Перепишите из отрывка о детстве в Голландии весь текст начиная с «В Марокко, объяснил» и вплоть до «и начинают озлобляться.», поменяв «Гааге» на «Амстердаме».

• **ВЫБРАННЫЙ ОТРЫВОК**:
┏━━

Одно из самых ранних и самых горьких воспоминаний Фархана относится к тому времени, когда ему было всего шесть лет. Оно до сих пор наполняет его гневом. Родители его лучшего друга, голландского мальчика, не разрешали им играть вместе. Его даже не пригласили на день рождения друга. Было ясно, что его не желают там видеть. «Такое не забывается. Хотя в то время я не вполне понимал, что это значит, воспоминания преследовали меня в подростковые и юношеские годы. Хуже всего, когда ты становишься отверженным и тебе дают понять, что ты чужак. И ты присоединяешься к другим, оказавшимся в таком же положении».
В Марокко, объяснил он, дети играют на улицах, но никогда не остаются без присмотра. Все знают друг друга. Взрослые приглядывают за чужими детьми. Но в Гааге все по-другому. Мальчишки предоставлены сами себе, как в марокканской деревне, но никто не следит за ними. Они становятся неуправляемыми, потому что никто не объясняет им, что хорошо, а что плохо. Родители сами не знают, как справиться с повседневными делами, и детям приходится помогать им во всем: заполнять бланки и тому подобное. Именно поэтому дети теряют веру в старших и начинают озлобляться.
На родителей? «Нет, на голландское государство, которое позволяет нам приезжать сюда, но не объясняет, как все устроено. Они позволяют нашим родителям подметать улицы, работать на заводах, выполнять ремонтные работы, но мы, дети, должны сами решать свои проблемы. Мы не виним наших родителей. Просто не можем положиться на них».
Я вспомнил другого голландца марокканского происхождения, с которым незадолго до того познакомился в Роттердаме, где он работает в известной архитектурной фирме. Его отец тоже приехал в Голландию как гастарбайтер, но никогда не имел никакой собственности. Хотя его нельзя было назвать необразованным человеком – в Марокко он учился в коранической школе, – он двадцать пять лет проработал разнорабочим на мебельной фабрике. Его сын Самир родился в Марокко, но в трехлетнем возрасте его привезли к отцу. Он помнит, что был у отца на работе и заметил, как другие рабочие подшучивали над ним – не злобно, просто снисходительно. Они относились к его отцу как к ребенку. «Это было так же обидно, – рассказывал он, – как услышать в магазине выволочку, устроенную матери какой-то голландкой за то, что она плохо говорит по-голландски».
Ему было стыдно за своих родителей не потому, что они не видели, что происходит, а потому, что делали вид, что не видят. Они были слишком гордыми, чтобы признать свое унижение, и оттого их дети чувствовали его еще острее. Когда отец проработал на заводе двадцать пять лет, его в качестве особого поощрения отвезли на работу на машине начальника. И все. «Вот тогда-то я понял, что его совсем не уважают».

┗━━

• **ИСХОДНЫЕ ДАННЫЕ**:
┏━━

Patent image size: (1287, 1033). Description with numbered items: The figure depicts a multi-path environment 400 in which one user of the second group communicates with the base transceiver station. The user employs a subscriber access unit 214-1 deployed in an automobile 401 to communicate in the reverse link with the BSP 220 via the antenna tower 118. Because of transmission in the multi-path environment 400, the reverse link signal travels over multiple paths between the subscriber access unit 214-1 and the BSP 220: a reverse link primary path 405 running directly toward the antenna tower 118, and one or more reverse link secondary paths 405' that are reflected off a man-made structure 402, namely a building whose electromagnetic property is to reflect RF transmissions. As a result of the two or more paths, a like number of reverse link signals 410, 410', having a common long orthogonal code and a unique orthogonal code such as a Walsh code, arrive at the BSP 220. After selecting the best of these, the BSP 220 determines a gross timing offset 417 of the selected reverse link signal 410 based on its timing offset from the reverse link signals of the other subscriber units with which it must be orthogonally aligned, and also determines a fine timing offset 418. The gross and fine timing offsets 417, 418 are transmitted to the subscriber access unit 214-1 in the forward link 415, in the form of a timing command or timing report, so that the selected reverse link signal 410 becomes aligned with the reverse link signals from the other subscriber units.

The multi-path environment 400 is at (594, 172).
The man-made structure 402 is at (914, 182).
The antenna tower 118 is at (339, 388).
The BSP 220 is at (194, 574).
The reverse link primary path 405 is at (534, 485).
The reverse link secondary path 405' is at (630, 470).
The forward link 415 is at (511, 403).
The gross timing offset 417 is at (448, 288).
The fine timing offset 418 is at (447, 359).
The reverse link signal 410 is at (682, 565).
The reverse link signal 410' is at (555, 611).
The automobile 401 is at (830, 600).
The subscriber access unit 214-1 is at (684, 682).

┗━━

• **РЕШЕНИЕ ЗАДАЧИ**:
В Марокко, объяснил он, дети играют на улицах, но никогда не остаются без присмотра. Все знают друг друга. Взрослые приглядывают за чужими детьми. Но в Амстердаме все по-другому. Мальчишки предоставлены сами себе, как в марокканской деревне, но никто не следит за ними. Они становятся неуправляемыми, потому что никто не объясняет им, что хорошо, а что плохо. Родители сами не знают, как справиться с повседневными делами, и детям приходится помогать им во всем: заполнять бланки и тому подобное. Именно поэтому дети теряют веру в старших и начинают озлобляться.